## Supplied text
--

For Johnson, that explanation didn’t wash (and neither has Sandy’s uniform all season). “It’s their dugout, but this is Sandy’s house,” Johnson said.

Officials with People for the Ethical Treatment of Animals could not be reached by presstime.

Ease his pain

When the Brooklyn Dodgers abandoned the borough in 1957, most fans got mad.

Irwin Brandon got even.

Brandon, who worked as a ticket-taker at Ebbet’s Field from 1946-’48 and saw almost every home game during Jackie Robinson’s illustrious debut season, decided on that day in 1957 that if the Dodgers were going to rip out his heart and stomp on it, he’d rip baseball out of his life.

So, for 44 years Brandon simply ended his relationship with professional baseball. While all his friends from James Madison High School found other teams to support, Brandon avoided pro baseball stadiums like they were toxic waste dumps. He did not attend (OR WATCH) a baseball game since.

“It was pure outrage,” he said from a box seat at Keyspan Park the other night, as he took in his first baseball game in 44 years. “I was so furious at the evil [Dodgers owner] Walter O’Malley that I said that professional baseball will not take a dime of my money ever again.”

When you go to a lot of Cyclones games, you meet plenty of Brandon’s peers, guys who said they died on the day that the Dodgers left. But few went to Brandon’s extreme. “I guess I was just angrier,” said Brandon, who started going to games when he was at the perfect baseball age (8) in the perfect baseball year (1940). “Going to Dodgers games was like going to the grocery store. It was part of the fabric of your life. I’m the last angry man.”

He was finally coaxed back into a pro baseball stadium (albeit minor-league) thanks to his friendship with a Cyclones co-owner, who promised him that a night at Keyspan Park would take him back to his glory days.

“I do like this stadium,” said Brandon, who is a headhunter on Wall Street by day (and, considering the stock market nowadays, the old Brooklyn cry, “Wait ’til next year!” comes to mind). “This park is very intimate, just like Ebbet’s Field. But I don’t think I can go back to a major-league game yet.

“Unless,” he said, smiling, “they bring pro baseball back to Brooklyn.”

Getting suited up

First baseman Jay Caligiuri took advantage of the rare Cyclones day off this week to take advantage of the largesse of one of Keyspan Park’s most conspicuous advertisers, Garage Clothing — the company with the “Hit Sign, Win Suit” advertisement on the left-centerfield wall.

--

## Supplied data
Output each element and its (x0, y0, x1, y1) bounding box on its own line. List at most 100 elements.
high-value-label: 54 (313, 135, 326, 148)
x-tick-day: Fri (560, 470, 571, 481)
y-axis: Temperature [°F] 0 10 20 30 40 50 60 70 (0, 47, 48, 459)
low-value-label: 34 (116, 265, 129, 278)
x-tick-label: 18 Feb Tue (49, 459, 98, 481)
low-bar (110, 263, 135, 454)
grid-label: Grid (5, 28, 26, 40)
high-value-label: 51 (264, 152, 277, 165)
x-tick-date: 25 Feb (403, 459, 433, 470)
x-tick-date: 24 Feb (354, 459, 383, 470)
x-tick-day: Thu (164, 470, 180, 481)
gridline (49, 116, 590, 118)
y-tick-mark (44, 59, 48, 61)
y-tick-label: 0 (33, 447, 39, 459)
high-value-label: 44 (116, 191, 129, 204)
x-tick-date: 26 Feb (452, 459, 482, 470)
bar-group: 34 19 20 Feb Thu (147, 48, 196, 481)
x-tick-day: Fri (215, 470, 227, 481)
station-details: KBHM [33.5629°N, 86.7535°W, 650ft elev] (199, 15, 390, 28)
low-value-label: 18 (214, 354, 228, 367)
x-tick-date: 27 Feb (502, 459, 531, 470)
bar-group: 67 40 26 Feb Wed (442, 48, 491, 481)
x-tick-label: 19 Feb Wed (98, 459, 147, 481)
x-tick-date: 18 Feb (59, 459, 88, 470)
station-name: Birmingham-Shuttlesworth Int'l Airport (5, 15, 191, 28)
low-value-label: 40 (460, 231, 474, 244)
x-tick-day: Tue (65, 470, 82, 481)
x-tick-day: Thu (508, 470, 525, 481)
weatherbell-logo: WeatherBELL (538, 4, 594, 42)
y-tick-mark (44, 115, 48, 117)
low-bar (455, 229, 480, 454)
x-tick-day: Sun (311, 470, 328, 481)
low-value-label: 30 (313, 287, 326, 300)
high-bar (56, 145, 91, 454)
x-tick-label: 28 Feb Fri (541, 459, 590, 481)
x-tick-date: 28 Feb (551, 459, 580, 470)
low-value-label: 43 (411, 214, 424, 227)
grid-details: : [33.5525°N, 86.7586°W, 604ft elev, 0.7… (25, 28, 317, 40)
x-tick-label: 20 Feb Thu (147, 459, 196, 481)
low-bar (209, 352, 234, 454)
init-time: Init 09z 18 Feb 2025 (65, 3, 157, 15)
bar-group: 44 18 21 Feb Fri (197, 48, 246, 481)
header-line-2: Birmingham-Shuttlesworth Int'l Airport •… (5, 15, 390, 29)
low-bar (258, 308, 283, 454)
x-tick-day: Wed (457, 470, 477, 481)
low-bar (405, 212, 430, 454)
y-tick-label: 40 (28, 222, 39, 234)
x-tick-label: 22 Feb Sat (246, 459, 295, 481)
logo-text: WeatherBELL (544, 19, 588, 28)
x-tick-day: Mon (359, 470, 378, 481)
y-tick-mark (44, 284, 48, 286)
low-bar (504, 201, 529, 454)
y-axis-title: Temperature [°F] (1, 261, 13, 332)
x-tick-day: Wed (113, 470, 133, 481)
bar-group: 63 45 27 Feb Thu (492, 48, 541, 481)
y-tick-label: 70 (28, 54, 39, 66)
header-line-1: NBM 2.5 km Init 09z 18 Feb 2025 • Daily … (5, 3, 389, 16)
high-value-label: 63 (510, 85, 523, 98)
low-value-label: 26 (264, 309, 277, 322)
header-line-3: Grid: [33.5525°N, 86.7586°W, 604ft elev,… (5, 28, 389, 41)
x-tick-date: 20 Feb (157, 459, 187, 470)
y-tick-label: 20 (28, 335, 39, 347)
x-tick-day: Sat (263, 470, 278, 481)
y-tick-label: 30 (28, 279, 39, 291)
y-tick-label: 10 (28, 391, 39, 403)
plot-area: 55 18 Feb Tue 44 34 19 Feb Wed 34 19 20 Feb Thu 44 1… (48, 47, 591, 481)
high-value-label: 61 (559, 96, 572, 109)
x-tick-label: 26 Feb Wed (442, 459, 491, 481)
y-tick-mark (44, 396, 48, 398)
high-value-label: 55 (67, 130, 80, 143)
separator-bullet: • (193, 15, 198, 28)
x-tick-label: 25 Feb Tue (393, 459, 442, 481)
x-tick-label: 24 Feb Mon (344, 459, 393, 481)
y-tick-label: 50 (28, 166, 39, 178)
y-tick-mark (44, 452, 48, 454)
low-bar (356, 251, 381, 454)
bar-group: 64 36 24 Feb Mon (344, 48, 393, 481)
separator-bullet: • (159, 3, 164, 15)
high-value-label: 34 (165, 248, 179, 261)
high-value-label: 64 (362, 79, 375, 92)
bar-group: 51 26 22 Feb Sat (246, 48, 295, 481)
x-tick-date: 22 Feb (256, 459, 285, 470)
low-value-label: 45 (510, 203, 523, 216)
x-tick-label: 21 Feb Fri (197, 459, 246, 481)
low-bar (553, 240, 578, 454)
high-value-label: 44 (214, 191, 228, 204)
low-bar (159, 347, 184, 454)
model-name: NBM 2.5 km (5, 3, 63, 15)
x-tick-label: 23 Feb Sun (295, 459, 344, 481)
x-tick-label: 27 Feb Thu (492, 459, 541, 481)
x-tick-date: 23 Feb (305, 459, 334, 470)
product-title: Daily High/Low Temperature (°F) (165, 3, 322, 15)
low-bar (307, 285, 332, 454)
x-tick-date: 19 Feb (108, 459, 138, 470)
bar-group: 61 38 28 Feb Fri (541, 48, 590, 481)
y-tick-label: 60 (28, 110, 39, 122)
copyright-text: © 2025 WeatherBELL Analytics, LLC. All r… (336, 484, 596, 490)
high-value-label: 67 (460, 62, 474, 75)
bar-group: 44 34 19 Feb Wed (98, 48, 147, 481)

--

## Your task
Resume the Cyclones baseball column, starting right after its final sentence. The data above has no connection to the Cyclones baseball column.

## Written reply
Caligiuri is the only Cyclone to hit the sign this year, so Wednesday found him — and a female friend — at Louis Bisaquino’s clothing store in Bensonhurst picking out shiny new duds.

“I’m bringing my friend along because you should always have a girl with you when you’re picking out clothing,” Caligiuri said.

“But I’m thinking of a fancy, double-breasted Italian job.” (Here’s hoping that the friend steered him back into sanity.)

Magic is back

Now that the Cyclones have secured a playoff spot, clinched with Tuesday’s win, all that’s left is locking up the New York-Penn League’s McNamara Division from the second-place Staten Island Yankees.

The magic number is three, meaning that any combination of Cyclone wins or Yankee defeats totaling three brings the division pennant to Brooklyn — the borough’s first since the Dodgers won the National League in 1956.

The Yankees lead the pesky Pittsfield Astros by three games with seven left to play. Stay tuned.

Coach Franco

While John Franco said he’d happily take a coaching job when he retires from the Mets, he would prefer it to be with the Mets — and not his hometown Brooklyn Cyclones.

“I’ve thought about it, and it’s something I’d like to get into,” he said.

“But I’d have 20 years in the bigs. With all that experience, the big leagues would be nice.”

Franco added that he approved of his likeness on the free bobblehead doll given out at the game in his honor last week.

“It’s pretty close,” he said.

Transactions

Vladimir Hernandez was promoted to the Mets’ Class-A team in South Carolina to replace former Cyclone David Garcia, who broke his hand. Infielder Sean Pittman, who was hitting .320 at Kingsport, and righty pitcher David Mattox (5-1, 2.40 ERA) have joined the team.